::: Page

Members Present: Ralph A. Sawyer, Chairman; Wallace R. Brode; J. W. Buchta; S. A. Goudsmit; W. W. Havens, Jr.; R. Bruce Lindsay; G. E. Uhlenbeck

AIP Staff Present: Elmer Hutchisson; Wallace Waterfall; Henry A. Barton; Mary M. Johnson

The Chairman called the meeting to order at 9:30 a.m.

1. Minutes

Upon motion made, seconded and passed, the minutes of the meeting of February 3, 1961, were approved as distributed.

  1. Distribution of Minutes

    The Secretary recalled that the Executive Committee, at its meeting on February 3, had agreed to recommend to the Governing Board that the Board action of March 16, 1957, concerning distribution of minutes be rescinded; and that henceforth Executive Committee and Governing Board minutes be sent only to Board members and Society secretaries. Mr. Buchta said that the Secretary of AAPT had requested sufficient copies for distribution to other AAPT officers and the Secretary said he saw no objection to this if the Board approved.

2. Corporate Associates

  1. Status Report

    The Director distributed copies of a report on the current status of our Corporate Associates program and pointed out that gross and net income are already higher than budgeted for 1961. He stated that the value of journals that Corporate Associates are entitled to receive can amount to over $200 and, with minimum dues of $350, this leaves a net contribution of less than $150.00. The relatively few failures to renew membership are usually due to “major activity in chemistry” or “cutting down society memberships” and all such resignations have been coupled with very high praise for the program.

::::::
::: Dataset entries

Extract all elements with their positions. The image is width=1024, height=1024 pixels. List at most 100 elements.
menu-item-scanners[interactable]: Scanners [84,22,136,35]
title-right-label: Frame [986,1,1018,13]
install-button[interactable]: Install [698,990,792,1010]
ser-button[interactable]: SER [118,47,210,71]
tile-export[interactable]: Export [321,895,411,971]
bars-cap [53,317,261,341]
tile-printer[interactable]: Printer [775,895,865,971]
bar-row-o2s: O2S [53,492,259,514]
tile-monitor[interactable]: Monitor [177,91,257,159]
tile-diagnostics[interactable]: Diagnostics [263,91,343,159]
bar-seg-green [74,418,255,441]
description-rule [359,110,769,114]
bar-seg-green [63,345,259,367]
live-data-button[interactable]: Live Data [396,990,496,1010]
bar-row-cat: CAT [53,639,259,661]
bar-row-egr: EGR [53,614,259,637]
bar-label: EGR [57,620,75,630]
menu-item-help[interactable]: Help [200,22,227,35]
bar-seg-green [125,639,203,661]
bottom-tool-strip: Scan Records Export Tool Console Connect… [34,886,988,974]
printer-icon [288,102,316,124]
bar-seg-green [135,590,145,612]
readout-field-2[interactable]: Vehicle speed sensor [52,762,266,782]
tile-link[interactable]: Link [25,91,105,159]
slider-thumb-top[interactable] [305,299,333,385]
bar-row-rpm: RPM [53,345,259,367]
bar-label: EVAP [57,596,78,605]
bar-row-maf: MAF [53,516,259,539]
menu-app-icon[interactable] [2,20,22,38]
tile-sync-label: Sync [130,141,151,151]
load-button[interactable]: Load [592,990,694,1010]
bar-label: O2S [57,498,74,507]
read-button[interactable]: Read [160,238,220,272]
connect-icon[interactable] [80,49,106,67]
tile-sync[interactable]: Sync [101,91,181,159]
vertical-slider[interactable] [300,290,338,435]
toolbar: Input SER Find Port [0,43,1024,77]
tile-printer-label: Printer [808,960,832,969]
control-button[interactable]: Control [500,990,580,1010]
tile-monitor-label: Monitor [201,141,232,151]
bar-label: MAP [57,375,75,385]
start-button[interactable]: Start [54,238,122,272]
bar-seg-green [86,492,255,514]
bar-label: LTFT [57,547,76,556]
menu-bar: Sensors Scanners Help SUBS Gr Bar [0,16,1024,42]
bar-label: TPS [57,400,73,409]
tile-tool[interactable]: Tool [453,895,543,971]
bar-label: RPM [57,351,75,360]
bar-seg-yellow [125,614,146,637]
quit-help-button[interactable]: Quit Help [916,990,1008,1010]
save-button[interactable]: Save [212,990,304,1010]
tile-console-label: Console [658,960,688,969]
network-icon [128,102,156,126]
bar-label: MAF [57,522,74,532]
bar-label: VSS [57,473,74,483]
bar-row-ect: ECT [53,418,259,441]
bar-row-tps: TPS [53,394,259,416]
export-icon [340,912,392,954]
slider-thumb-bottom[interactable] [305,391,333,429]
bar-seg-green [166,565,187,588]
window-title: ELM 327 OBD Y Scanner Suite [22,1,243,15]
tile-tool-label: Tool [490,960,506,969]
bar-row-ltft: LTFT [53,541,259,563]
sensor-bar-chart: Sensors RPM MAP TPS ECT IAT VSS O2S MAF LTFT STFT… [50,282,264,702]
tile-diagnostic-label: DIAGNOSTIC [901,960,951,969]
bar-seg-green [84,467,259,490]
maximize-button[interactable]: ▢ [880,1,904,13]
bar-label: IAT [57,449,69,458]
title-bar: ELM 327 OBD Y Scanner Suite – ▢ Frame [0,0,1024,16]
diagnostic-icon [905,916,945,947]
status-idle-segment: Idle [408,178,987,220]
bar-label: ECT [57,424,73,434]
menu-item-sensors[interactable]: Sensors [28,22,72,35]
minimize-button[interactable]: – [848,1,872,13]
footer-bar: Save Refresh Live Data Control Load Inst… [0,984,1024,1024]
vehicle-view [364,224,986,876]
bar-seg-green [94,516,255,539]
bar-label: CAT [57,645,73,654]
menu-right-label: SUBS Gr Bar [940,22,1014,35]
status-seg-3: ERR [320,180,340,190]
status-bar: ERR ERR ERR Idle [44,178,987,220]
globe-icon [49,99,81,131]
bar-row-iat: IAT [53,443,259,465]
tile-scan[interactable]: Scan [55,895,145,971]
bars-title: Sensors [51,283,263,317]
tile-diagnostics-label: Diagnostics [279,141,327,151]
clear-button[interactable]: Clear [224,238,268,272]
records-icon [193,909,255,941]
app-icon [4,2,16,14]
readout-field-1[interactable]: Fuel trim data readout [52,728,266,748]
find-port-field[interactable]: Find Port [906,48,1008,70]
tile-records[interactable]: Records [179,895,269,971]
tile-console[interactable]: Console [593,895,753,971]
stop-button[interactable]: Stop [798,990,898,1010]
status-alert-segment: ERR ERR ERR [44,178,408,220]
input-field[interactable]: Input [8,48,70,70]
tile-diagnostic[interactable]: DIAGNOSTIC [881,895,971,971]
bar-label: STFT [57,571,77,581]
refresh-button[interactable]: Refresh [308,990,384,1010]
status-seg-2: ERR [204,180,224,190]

::::::

- _Given task A_: Reproduce the passage of the meeting minutes word for word, starting with "The Secretary recalled" and going on through "the Board approved.".
- _Given task B_: Please output the records as a numbered list, from the start of the records through the line with "ser-button[interactable]: SER [118,47,210,71]", leaving out any blank lines.

- _Complete output A_:
The Secretary recalled that the Executive Committee, at its meeting on February 3, had agreed to recommend to the Governing Board that the Board action of March 16, 1957, concerning distribution of minutes be rescinded; and that henceforth Executive Committee and Governing Board minutes be sent only to Board members and Society secretaries. Mr. Buchta said that the Secretary of AAPT had requested sufficient copies for distribution to other AAPT officers and the Secretary said he saw no objection to this if the Board approved.

- _Complete output B_:
1. Extract all elements with their positions. The image is width=1024, height=1024 pixels. List at most 100 elements.
2. menu-item-scanners[interactable]: Scanners [84,22,136,35]
3. title-right-label: Frame [986,1,1018,13]
4. install-button[interactable]: Install [698,990,792,1010]
5. ser-button[interactable]: SER [118,47,210,71]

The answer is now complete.